[Document layout detection data]
+---+

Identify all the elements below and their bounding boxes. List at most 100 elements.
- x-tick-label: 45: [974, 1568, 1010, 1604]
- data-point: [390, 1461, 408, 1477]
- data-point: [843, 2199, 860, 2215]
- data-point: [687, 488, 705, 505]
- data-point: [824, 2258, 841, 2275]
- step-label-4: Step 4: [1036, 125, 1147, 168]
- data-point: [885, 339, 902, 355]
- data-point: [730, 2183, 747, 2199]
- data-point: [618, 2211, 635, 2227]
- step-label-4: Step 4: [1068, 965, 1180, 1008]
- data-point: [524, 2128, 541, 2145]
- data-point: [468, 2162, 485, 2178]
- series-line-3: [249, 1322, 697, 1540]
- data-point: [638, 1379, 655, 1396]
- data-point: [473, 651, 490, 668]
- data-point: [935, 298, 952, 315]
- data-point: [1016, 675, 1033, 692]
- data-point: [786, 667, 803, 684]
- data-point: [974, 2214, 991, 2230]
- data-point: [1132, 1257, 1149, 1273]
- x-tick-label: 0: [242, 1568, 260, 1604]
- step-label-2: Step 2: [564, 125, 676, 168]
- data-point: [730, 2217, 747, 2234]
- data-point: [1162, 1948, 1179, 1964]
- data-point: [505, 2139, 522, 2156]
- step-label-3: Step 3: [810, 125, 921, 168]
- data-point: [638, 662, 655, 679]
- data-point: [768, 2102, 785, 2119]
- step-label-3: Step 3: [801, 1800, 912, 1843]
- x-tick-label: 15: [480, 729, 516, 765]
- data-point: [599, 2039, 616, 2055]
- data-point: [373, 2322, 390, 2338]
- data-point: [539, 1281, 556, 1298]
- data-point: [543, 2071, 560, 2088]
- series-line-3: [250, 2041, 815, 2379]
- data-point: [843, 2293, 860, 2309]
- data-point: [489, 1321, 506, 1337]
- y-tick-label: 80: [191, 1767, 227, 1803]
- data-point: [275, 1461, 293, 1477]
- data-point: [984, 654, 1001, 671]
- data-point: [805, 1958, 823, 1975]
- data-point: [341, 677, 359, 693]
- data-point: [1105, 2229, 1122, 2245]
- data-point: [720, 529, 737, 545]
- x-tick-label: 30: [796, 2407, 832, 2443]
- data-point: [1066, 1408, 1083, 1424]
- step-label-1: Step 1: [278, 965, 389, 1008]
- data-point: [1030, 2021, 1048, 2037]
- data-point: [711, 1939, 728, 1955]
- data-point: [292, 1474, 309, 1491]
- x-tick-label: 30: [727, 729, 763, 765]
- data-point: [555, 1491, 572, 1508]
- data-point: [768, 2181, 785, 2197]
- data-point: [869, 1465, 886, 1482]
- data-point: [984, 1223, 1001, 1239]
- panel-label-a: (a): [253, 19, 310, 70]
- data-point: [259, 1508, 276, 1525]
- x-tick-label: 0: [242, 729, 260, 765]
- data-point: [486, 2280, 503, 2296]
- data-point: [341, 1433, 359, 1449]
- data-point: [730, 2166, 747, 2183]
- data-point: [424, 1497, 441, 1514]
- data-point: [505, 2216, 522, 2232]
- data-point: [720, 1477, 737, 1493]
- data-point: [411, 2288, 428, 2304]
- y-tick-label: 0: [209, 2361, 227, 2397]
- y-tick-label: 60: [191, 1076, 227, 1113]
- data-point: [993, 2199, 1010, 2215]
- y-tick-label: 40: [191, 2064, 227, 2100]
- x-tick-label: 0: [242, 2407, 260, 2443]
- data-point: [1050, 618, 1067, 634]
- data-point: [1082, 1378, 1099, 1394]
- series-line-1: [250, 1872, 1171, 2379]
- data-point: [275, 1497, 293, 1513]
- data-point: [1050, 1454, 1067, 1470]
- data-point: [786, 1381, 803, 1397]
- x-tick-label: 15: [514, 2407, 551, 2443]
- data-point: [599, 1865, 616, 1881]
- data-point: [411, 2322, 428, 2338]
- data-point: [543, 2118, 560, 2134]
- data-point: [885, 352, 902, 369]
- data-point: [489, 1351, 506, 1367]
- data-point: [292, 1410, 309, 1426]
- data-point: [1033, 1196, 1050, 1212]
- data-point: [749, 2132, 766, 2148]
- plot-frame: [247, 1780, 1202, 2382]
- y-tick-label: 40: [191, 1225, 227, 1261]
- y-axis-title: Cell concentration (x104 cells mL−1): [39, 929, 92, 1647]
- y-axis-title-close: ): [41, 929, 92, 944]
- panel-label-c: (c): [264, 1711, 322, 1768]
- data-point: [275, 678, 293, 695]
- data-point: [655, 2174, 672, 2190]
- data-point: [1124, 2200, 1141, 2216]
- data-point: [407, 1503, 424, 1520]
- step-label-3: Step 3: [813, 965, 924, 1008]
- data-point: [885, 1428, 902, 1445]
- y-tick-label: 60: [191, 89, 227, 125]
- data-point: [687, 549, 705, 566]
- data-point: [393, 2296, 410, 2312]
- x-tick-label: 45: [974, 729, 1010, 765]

+---+

▶ WORK ORDER
Out of the data above, return each line where the word "title" can be found.

▶ RESPONSE AREA
- y-axis-title: Cell concentration (x104 cells mL−1): [39, 929, 92, 1647]
- y-axis-title-close: ): [41, 929, 92, 944]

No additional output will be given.